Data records

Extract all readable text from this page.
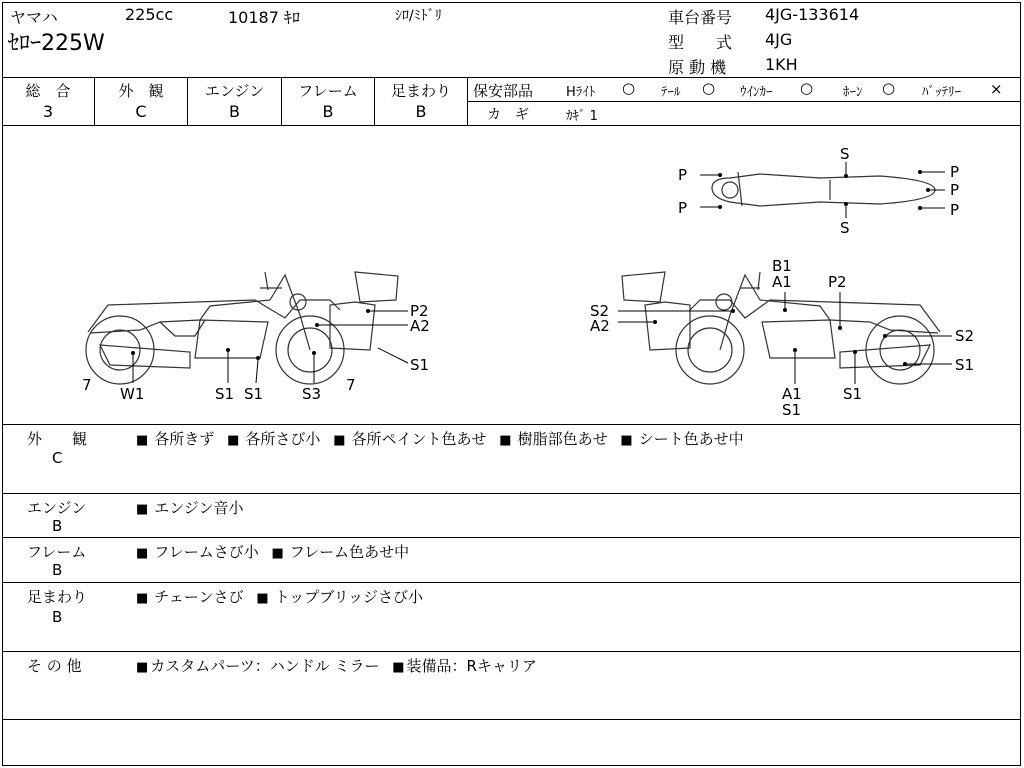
ヤマハ	225cc	10187 ｷﾛ	ｼﾛ/ﾐﾄﾞﾘ
ｾﾛｰ225W
車台番号 4JG-133614
型　　式 4JG
原 動 機 1KH
総　合	外　観	エンジン	フレーム	足まわり
3	C	B	B	B
保安部品	Hﾗｲﾄ ○ ﾃｰﾙ ○ ｳｲﾝｶｰ ○ ﾎｰﾝ ○ ﾊﾞｯﾃﾘｰ ×
カ　ギ	ｶｷﾞ 1
P
P
P
P
P
S
S
P2
A2
S1
W1	S1 S1	S3
7	7
B1
A1 P2
S2
A2
S2
S1
A1
S1
S1
外　　観
C
■ 各所きず ■ 各所さび小 ■ 各所ペイント色あせ ■ 樹脂部色あせ ■ シート色あせ中
エンジン
B
■ エンジン音小
フレーム
B
■ フレームさび小 ■ フレーム色あせ中
足まわり
B
■ チェーンさび ■ トップブリッジさび小
そ の 他	■ カスタムパーツ：ハンドル ミラー ■ 装備品：Rキャリア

**GIVEN EXERCISE:** In your copy, repeat each record exactly and include no pictures.

**FINISHED TASK:**
Extract all readable text from this page.
ヤマハ	225cc	10187 ｷﾛ	ｼﾛ/ﾐﾄﾞﾘ
ｾﾛｰ225W
車台番号 4JG-133614
型　　式 4JG
原 動 機 1KH
総　合	外　観	エンジン	フレーム	足まわり
3	C	B	B	B
保安部品	Hﾗｲﾄ ○ ﾃｰﾙ ○ ｳｲﾝｶｰ ○ ﾎｰﾝ ○ ﾊﾞｯﾃﾘｰ ×
カ　ギ	ｶｷﾞ 1
P
P
P
P
P
S
S
P2
A2
S1
W1	S1 S1	S3
7	7
B1
A1 P2
S2
A2
S2
S1
A1
S1
S1
外　　観
C
■ 各所きず ■ 各所さび小 ■ 各所ペイント色あせ ■ 樹脂部色あせ ■ シート色あせ中
エンジン
B
■ エンジン音小
フレーム
B
■ フレームさび小 ■ フレーム色あせ中
足まわり
B
■ チェーンさび ■ トップブリッジさび小
そ の 他	■ カスタムパーツ：ハンドル ミラー ■ 装備品：Rキャリア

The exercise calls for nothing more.